>>>>
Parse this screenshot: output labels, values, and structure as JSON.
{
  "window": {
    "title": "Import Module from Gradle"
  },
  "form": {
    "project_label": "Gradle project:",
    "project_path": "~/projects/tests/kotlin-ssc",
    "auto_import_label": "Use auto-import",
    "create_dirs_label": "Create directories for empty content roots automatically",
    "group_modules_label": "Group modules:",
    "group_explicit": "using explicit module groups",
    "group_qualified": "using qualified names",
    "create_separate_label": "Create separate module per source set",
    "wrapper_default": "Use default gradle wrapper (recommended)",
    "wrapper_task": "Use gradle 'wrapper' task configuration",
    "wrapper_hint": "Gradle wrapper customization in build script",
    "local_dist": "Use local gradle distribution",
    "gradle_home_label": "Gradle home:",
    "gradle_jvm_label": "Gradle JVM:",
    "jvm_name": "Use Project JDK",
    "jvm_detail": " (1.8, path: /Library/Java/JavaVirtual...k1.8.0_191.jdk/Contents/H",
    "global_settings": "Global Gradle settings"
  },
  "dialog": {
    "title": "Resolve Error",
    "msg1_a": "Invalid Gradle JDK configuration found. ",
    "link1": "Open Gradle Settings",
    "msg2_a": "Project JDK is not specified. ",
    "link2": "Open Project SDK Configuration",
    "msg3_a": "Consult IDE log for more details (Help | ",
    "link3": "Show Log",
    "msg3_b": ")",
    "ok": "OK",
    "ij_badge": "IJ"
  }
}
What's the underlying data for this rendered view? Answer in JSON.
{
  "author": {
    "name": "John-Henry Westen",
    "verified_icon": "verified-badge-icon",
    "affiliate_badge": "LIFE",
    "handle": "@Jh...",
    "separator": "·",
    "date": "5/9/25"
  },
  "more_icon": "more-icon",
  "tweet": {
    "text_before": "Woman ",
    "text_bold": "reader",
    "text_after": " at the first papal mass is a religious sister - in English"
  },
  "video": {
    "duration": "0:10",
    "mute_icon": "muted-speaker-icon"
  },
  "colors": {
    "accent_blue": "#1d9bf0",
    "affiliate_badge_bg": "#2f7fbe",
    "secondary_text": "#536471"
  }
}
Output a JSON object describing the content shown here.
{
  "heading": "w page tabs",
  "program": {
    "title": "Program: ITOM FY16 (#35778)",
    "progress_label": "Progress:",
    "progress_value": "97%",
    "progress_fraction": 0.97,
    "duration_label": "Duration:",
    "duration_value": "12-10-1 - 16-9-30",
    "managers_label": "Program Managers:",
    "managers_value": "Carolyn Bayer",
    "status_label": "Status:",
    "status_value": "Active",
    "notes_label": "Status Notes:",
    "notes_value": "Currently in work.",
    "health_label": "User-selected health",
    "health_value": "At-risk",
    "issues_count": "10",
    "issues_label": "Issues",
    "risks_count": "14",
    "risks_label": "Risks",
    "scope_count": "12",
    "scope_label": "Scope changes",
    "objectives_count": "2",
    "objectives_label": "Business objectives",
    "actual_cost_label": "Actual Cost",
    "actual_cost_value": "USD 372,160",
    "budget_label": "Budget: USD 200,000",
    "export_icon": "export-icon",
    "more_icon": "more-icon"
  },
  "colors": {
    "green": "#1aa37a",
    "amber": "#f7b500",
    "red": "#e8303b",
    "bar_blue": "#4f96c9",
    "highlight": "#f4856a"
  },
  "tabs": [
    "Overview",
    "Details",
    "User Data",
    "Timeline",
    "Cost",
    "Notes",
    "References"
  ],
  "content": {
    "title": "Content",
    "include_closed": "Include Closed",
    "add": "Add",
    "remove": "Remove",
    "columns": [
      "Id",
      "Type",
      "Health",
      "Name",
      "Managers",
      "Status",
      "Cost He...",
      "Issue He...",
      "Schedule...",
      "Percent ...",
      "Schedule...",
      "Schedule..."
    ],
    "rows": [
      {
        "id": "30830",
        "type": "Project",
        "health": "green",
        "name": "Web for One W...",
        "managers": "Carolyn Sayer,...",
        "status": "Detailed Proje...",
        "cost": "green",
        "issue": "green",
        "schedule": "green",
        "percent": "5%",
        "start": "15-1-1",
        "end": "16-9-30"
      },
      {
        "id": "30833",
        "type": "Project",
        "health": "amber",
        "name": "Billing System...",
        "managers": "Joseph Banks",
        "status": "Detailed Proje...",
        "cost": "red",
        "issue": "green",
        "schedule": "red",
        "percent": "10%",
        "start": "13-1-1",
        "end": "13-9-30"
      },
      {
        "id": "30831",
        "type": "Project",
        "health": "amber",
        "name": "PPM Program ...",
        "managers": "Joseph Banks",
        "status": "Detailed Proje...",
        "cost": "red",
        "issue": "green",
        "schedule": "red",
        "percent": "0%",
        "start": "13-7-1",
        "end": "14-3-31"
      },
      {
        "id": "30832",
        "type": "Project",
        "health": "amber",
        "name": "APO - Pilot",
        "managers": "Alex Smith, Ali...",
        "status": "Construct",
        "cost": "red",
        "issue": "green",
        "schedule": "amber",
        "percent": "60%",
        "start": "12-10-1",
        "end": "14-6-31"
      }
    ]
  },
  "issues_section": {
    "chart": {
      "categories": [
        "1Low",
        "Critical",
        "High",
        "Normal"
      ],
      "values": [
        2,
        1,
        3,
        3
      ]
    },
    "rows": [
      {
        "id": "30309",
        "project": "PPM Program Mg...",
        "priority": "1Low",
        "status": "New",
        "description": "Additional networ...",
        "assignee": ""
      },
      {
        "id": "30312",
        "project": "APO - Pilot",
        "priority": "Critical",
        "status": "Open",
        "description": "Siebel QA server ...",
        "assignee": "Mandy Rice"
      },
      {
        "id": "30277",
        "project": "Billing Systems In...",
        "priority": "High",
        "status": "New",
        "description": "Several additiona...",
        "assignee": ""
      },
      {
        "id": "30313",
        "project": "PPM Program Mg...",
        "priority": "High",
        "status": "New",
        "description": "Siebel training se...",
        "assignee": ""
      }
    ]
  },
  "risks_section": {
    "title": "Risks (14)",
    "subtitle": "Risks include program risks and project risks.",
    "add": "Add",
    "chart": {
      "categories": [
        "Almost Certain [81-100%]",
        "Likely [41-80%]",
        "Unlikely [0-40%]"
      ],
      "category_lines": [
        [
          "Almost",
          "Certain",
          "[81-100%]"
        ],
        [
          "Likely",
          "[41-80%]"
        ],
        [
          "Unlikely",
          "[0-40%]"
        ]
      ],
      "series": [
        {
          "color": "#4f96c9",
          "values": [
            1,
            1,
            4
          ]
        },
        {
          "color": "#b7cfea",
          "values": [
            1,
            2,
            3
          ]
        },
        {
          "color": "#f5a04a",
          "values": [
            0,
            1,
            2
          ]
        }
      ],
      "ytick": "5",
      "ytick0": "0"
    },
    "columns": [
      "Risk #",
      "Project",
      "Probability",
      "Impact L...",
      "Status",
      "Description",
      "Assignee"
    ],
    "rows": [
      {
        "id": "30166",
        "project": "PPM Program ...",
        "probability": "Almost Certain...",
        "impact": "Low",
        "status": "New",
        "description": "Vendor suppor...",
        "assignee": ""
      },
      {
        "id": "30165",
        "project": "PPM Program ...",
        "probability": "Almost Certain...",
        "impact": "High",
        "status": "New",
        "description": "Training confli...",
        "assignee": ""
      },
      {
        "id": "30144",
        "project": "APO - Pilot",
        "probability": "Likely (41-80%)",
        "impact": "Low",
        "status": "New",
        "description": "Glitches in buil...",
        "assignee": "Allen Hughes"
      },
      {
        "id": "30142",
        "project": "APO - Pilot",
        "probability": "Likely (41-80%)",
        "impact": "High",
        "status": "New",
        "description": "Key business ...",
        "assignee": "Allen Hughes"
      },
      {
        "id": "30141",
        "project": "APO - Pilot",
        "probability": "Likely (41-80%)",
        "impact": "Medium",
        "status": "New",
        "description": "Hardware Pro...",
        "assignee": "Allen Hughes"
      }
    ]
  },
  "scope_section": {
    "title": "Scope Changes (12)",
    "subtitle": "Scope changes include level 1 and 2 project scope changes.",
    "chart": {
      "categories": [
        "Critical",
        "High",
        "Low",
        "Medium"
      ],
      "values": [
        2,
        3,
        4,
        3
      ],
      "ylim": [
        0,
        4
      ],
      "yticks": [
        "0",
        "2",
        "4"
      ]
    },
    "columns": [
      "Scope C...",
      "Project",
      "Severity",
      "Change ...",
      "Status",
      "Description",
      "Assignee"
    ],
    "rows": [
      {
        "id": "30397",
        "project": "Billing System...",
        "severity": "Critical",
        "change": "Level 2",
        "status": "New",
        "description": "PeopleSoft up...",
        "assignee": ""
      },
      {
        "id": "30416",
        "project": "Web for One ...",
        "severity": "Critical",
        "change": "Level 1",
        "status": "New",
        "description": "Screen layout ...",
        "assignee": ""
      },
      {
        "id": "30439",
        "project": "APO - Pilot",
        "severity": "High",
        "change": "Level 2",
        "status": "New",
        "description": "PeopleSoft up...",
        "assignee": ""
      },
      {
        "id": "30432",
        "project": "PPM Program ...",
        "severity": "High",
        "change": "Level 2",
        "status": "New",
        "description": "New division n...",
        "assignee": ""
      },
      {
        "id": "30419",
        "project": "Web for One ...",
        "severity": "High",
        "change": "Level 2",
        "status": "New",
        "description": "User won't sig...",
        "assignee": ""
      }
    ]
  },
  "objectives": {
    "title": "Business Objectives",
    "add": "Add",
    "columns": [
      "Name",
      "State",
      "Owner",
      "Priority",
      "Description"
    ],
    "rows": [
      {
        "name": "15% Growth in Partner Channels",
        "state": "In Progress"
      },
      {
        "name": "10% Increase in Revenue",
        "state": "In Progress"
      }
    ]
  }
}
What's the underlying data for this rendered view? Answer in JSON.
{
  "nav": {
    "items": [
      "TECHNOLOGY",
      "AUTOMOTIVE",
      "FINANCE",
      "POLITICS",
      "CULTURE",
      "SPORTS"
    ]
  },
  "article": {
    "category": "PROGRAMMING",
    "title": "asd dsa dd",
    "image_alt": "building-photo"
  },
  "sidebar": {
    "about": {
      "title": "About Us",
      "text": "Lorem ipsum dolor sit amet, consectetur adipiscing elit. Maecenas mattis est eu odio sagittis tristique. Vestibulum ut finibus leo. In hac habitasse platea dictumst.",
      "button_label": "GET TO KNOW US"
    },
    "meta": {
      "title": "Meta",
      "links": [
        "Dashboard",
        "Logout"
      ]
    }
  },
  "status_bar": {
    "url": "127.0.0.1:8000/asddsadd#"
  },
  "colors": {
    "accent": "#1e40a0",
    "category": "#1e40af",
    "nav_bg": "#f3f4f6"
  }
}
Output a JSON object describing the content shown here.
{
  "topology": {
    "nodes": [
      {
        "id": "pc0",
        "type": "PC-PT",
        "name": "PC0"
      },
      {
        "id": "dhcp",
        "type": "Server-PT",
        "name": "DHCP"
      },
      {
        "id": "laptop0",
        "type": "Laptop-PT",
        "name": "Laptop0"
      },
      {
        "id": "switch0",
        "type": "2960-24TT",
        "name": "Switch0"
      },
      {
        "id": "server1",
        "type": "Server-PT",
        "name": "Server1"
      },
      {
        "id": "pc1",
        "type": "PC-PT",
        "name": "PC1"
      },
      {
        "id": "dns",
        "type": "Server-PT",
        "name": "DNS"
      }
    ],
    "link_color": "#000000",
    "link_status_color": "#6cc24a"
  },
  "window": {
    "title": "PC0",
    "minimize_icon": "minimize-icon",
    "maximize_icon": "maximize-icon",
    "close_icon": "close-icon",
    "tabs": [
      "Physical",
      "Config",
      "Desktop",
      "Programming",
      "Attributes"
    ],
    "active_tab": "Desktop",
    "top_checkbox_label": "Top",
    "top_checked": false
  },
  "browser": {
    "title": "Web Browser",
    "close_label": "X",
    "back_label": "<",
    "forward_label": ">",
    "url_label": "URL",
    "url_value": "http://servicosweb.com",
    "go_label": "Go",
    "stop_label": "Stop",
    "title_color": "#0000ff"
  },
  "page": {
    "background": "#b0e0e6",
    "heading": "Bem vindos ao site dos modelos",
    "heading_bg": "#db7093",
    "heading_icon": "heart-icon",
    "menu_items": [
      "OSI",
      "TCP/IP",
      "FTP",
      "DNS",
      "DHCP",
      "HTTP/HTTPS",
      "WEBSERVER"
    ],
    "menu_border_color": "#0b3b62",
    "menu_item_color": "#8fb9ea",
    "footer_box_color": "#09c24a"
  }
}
<<<<
Of the lines above, copy each that contains "using".

    "group_explicit": "using explicit module groups",
    "group_qualified": "using qualified names",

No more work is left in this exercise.